• [THE PROBLEM]
Give an exact transcription of every line, dropping the images.

• [SUPPLIED MATERIAL]
---------------
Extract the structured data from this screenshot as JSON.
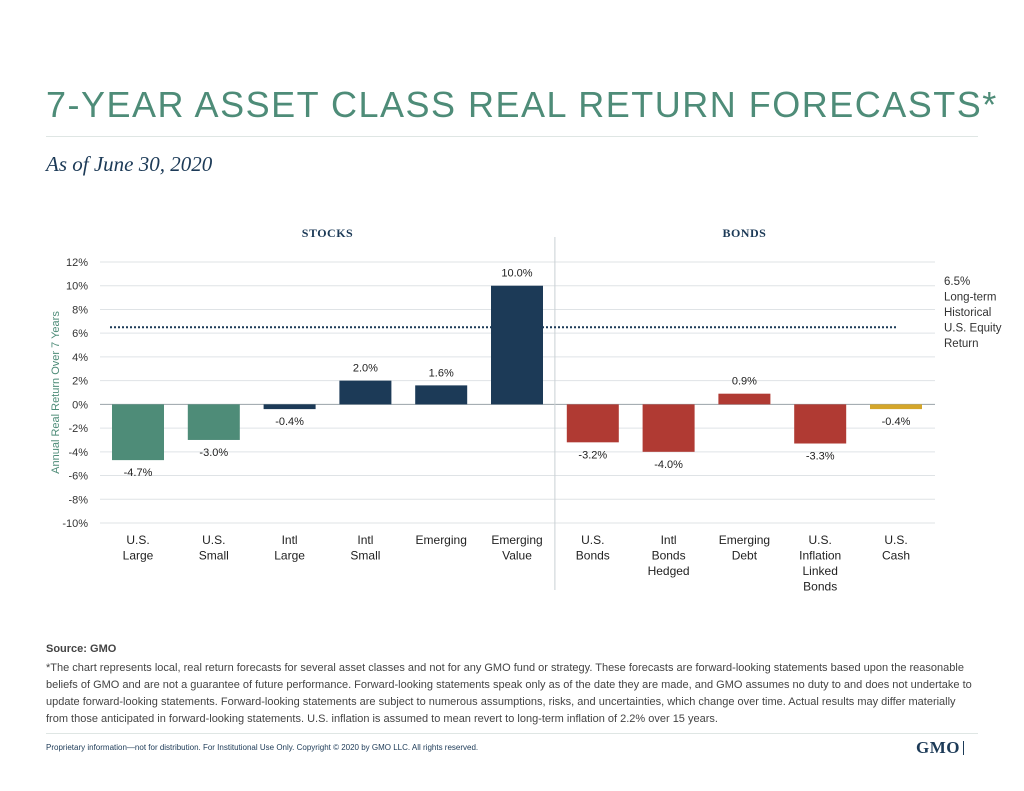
{
  "header": {
    "title": "7-YEAR ASSET CLASS REAL RETURN FORECASTS*",
    "subtitle": "As of June 30, 2020"
  },
  "chart_data": {
    "type": "bar",
    "title": "",
    "ylabel": "Annual Real Return Over 7 Years",
    "ylim": [
      -10,
      12
    ],
    "yticks": [
      12,
      10,
      8,
      6,
      4,
      2,
      0,
      -2,
      -4,
      -6,
      -8,
      -10
    ],
    "ytick_labels": [
      "12%",
      "10%",
      "8%",
      "6%",
      "4%",
      "2%",
      "0%",
      "-2%",
      "-4%",
      "-6%",
      "-8%",
      "-10%"
    ],
    "grid": true,
    "groups": [
      {
        "name": "STOCKS",
        "start": 0,
        "end": 5
      },
      {
        "name": "BONDS",
        "start": 6,
        "end": 10
      }
    ],
    "categories": [
      [
        "U.S.",
        "Large"
      ],
      [
        "U.S.",
        "Small"
      ],
      [
        "Intl",
        "Large"
      ],
      [
        "Intl",
        "Small"
      ],
      [
        "Emerging"
      ],
      [
        "Emerging",
        "Value"
      ],
      [
        "U.S.",
        "Bonds"
      ],
      [
        "Intl",
        "Bonds",
        "Hedged"
      ],
      [
        "Emerging",
        "Debt"
      ],
      [
        "U.S.",
        "Inflation",
        "Linked",
        "Bonds"
      ],
      [
        "U.S.",
        "Cash"
      ]
    ],
    "values": [
      -4.7,
      -3.0,
      -0.4,
      2.0,
      1.6,
      10.0,
      -3.2,
      -4.0,
      0.9,
      -3.3,
      -0.4
    ],
    "value_labels": [
      "-4.7%",
      "-3.0%",
      "-0.4%",
      "2.0%",
      "1.6%",
      "10.0%",
      "-3.2%",
      "-4.0%",
      "0.9%",
      "-3.3%",
      "-0.4%"
    ],
    "bar_colors": [
      "#4e8c78",
      "#4e8c78",
      "#1c3a57",
      "#1c3a57",
      "#1c3a57",
      "#1c3a57",
      "#b03a33",
      "#b03a33",
      "#b03a33",
      "#b03a33",
      "#d4a62a"
    ],
    "reference_line": {
      "value": 6.5,
      "style": "dotted",
      "color": "#1c3a57",
      "label": [
        "6.5%",
        "Long-term",
        "Historical",
        "U.S. Equity",
        "Return"
      ]
    }
  },
  "footer": {
    "source": "Source: GMO",
    "note": "*The chart represents local, real return forecasts for several asset classes and not for any GMO fund or strategy. These forecasts are forward-looking statements based upon the reasonable beliefs of GMO and are not a guarantee of future performance. Forward-looking statements speak only as of the date they are made, and GMO assumes no duty to and does not undertake to update forward-looking statements. Forward-looking statements are subject to numerous assumptions, risks, and uncertainties, which change over time. Actual results may differ materially from those anticipated in forward-looking statements. U.S. inflation is assumed to mean revert to long-term inflation of 2.2% over 15 years.",
    "disclaimer": "Proprietary information—not for distribution. For Institutional Use Only. Copyright © 2020 by GMO LLC. All rights reserved.",
    "logo": "GMO"
  }
}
---------------
• [FINAL ANSWER]
Extract the structured data from this screenshot as JSON.
{
  "header": {
    "title": "7-YEAR ASSET CLASS REAL RETURN FORECASTS*",
    "subtitle": "As of June 30, 2020"
  },
  "chart_data": {
    "type": "bar",
    "title": "",
    "ylabel": "Annual Real Return Over 7 Years",
    "ylim": [
      -10,
      12
    ],
    "yticks": [
      12,
      10,
      8,
      6,
      4,
      2,
      0,
      -2,
      -4,
      -6,
      -8,
      -10
    ],
    "ytick_labels": [
      "12%",
      "10%",
      "8%",
      "6%",
      "4%",
      "2%",
      "0%",
      "-2%",
      "-4%",
      "-6%",
      "-8%",
      "-10%"
    ],
    "grid": true,
    "groups": [
      {
        "name": "STOCKS",
        "start": 0,
        "end": 5
      },
      {
        "name": "BONDS",
        "start": 6,
        "end": 10
      }
    ],
    "categories": [
      [
        "U.S.",
        "Large"
      ],
      [
        "U.S.",
        "Small"
      ],
      [
        "Intl",
        "Large"
      ],
      [
        "Intl",
        "Small"
      ],
      [
        "Emerging"
      ],
      [
        "Emerging",
        "Value"
      ],
      [
        "U.S.",
        "Bonds"
      ],
      [
        "Intl",
        "Bonds",
        "Hedged"
      ],
      [
        "Emerging",
        "Debt"
      ],
      [
        "U.S.",
        "Inflation",
        "Linked",
        "Bonds"
      ],
      [
        "U.S.",
        "Cash"
      ]
    ],
    "values": [
      -4.7,
      -3.0,
      -0.4,
      2.0,
      1.6,
      10.0,
      -3.2,
      -4.0,
      0.9,
      -3.3,
      -0.4
    ],
    "value_labels": [
      "-4.7%",
      "-3.0%",
      "-0.4%",
      "2.0%",
      "1.6%",
      "10.0%",
      "-3.2%",
      "-4.0%",
      "0.9%",
      "-3.3%",
      "-0.4%"
    ],
    "bar_colors": [
      "#4e8c78",
      "#4e8c78",
      "#1c3a57",
      "#1c3a57",
      "#1c3a57",
      "#1c3a57",
      "#b03a33",
      "#b03a33",
      "#b03a33",
      "#b03a33",
      "#d4a62a"
    ],
    "reference_line": {
      "value": 6.5,
      "style": "dotted",
      "color": "#1c3a57",
      "label": [
        "6.5%",
        "Long-term",
        "Historical",
        "U.S. Equity",
        "Return"
      ]
    }
  },
  "footer": {
    "source": "Source: GMO",
    "note": "*The chart represents local, real return forecasts for several asset classes and not for any GMO fund or strategy. These forecasts are forward-looking statements based upon the reasonable beliefs of GMO and are not a guarantee of future performance. Forward-looking statements speak only as of the date they are made, and GMO assumes no duty to and does not undertake to update forward-looking statements. Forward-looking statements are subject to numerous assumptions, risks, and uncertainties, which change over time. Actual results may differ materially from those anticipated in forward-looking statements. U.S. inflation is assumed to mean revert to long-term inflation of 2.2% over 15 years.",
    "disclaimer": "Proprietary information—not for distribution. For Institutional Use Only. Copyright © 2020 by GMO LLC. All rights reserved.",
    "logo": "GMO"
  }
}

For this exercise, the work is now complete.